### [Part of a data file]
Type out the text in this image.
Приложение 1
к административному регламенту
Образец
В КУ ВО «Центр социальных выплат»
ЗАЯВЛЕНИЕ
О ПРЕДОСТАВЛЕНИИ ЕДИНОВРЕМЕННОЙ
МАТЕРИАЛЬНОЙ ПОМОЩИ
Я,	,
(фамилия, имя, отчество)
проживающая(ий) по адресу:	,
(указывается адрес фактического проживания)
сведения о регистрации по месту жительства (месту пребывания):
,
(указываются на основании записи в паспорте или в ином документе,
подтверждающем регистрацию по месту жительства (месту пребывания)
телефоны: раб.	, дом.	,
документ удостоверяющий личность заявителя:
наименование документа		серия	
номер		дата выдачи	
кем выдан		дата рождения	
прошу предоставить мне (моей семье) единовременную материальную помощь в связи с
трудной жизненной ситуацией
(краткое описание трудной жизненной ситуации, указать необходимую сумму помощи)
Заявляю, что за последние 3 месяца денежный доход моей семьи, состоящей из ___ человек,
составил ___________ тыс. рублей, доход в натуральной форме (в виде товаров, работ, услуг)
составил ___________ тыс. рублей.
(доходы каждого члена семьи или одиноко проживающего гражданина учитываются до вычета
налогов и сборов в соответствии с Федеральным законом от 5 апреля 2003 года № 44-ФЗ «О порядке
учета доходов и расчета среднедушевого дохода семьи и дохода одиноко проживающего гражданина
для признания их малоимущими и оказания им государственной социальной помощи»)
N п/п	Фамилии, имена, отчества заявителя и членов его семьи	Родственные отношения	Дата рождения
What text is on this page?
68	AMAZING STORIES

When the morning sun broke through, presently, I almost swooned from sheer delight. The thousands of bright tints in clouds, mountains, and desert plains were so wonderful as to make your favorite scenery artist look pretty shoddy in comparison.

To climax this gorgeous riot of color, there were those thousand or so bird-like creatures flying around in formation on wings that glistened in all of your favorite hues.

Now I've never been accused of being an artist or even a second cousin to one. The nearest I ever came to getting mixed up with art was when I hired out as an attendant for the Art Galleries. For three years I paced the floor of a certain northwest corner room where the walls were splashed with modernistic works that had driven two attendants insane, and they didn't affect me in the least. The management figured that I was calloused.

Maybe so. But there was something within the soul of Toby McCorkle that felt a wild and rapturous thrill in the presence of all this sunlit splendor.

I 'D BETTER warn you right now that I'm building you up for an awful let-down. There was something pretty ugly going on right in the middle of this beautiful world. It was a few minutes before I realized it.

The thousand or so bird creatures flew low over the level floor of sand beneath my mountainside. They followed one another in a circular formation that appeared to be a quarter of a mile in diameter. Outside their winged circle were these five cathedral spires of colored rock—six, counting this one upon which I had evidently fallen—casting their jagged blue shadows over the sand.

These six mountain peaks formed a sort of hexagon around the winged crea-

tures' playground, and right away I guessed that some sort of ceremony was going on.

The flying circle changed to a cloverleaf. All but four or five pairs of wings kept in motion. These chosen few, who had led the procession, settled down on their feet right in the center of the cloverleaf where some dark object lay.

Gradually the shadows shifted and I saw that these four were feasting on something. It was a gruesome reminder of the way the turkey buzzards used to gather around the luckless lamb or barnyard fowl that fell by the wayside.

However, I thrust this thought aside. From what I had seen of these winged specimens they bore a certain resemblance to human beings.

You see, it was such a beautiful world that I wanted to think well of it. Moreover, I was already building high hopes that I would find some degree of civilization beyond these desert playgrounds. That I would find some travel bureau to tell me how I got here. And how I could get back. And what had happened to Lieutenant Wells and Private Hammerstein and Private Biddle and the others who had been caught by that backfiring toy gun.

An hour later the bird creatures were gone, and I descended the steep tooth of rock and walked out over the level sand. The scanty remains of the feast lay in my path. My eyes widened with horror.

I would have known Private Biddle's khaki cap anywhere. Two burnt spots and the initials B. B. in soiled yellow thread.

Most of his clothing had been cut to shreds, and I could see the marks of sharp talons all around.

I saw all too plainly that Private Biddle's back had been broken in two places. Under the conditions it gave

### [What is expected]
Without omitting anything, output the entries exactly.

### [Exercise output]
Type out the text in this image.
Приложение 1
к административному регламенту
Образец
В КУ ВО «Центр социальных выплат»
ЗАЯВЛЕНИЕ
О ПРЕДОСТАВЛЕНИИ ЕДИНОВРЕМЕННОЙ
МАТЕРИАЛЬНОЙ ПОМОЩИ
Я,	,
(фамилия, имя, отчество)
проживающая(ий) по адресу:	,
(указывается адрес фактического проживания)
сведения о регистрации по месту жительства (месту пребывания):
,
(указываются на основании записи в паспорте или в ином документе,
подтверждающем регистрацию по месту жительства (месту пребывания)
телефоны: раб.	, дом.	,
документ удостоверяющий личность заявителя:
наименование документа		серия	
номер		дата выдачи	
кем выдан		дата рождения	
прошу предоставить мне (моей семье) единовременную материальную помощь в связи с
трудной жизненной ситуацией
(краткое описание трудной жизненной ситуации, указать необходимую сумму помощи)
Заявляю, что за последние 3 месяца денежный доход моей семьи, состоящей из ___ человек,
составил ___________ тыс. рублей, доход в натуральной форме (в виде товаров, работ, услуг)
составил ___________ тыс. рублей.
(доходы каждого члена семьи или одиноко проживающего гражданина учитываются до вычета
налогов и сборов в соответствии с Федеральным законом от 5 апреля 2003 года № 44-ФЗ «О порядке
учета доходов и расчета среднедушевого дохода семьи и дохода одиноко проживающего гражданина
для признания их малоимущими и оказания им государственной социальной помощи»)
N п/п	Фамилии, имена, отчества заявителя и членов его семьи	Родственные отношения	Дата рождения
What text is on this page?
68	AMAZING STORIES

When the morning sun broke through, presently, I almost swooned from sheer delight. The thousands of bright tints in clouds, mountains, and desert plains were so wonderful as to make your favorite scenery artist look pretty shoddy in comparison.

To climax this gorgeous riot of color, there were those thousand or so bird-like creatures flying around in formation on wings that glistened in all of your favorite hues.

Now I've never been accused of being an artist or even a second cousin to one. The nearest I ever came to getting mixed up with art was when I hired out as an attendant for the Art Galleries. For three years I paced the floor of a certain northwest corner room where the walls were splashed with modernistic works that had driven two attendants insane, and they didn't affect me in the least. The management figured that I was calloused.

Maybe so. But there was something within the soul of Toby McCorkle that felt a wild and rapturous thrill in the presence of all this sunlit splendor.

I 'D BETTER warn you right now that I'm building you up for an awful let-down. There was something pretty ugly going on right in the middle of this beautiful world. It was a few minutes before I realized it.

The thousand or so bird creatures flew low over the level floor of sand beneath my mountainside. They followed one another in a circular formation that appeared to be a quarter of a mile in diameter. Outside their winged circle were these five cathedral spires of colored rock—six, counting this one upon which I had evidently fallen—casting their jagged blue shadows over the sand.

These six mountain peaks formed a sort of hexagon around the winged crea-

tures' playground, and right away I guessed that some sort of ceremony was going on.

The flying circle changed to a cloverleaf. All but four or five pairs of wings kept in motion. These chosen few, who had led the procession, settled down on their feet right in the center of the cloverleaf where some dark object lay.

Gradually the shadows shifted and I saw that these four were feasting on something. It was a gruesome reminder of the way the turkey buzzards used to gather around the luckless lamb or barnyard fowl that fell by the wayside.

However, I thrust this thought aside. From what I had seen of these winged specimens they bore a certain resemblance to human beings.

You see, it was such a beautiful world that I wanted to think well of it. Moreover, I was already building high hopes that I would find some degree of civilization beyond these desert playgrounds. That I would find some travel bureau to tell me how I got here. And how I could get back. And what had happened to Lieutenant Wells and Private Hammerstein and Private Biddle and the others who had been caught by that backfiring toy gun.

An hour later the bird creatures were gone, and I descended the steep tooth of rock and walked out over the level sand. The scanty remains of the feast lay in my path. My eyes widened with horror.

I would have known Private Biddle's khaki cap anywhere. Two burnt spots and the initials B. B. in soiled yellow thread.

Most of his clothing had been cut to shreds, and I could see the marks of sharp talons all around.

I saw all too plainly that Private Biddle's back had been broken in two places. Under the conditions it gave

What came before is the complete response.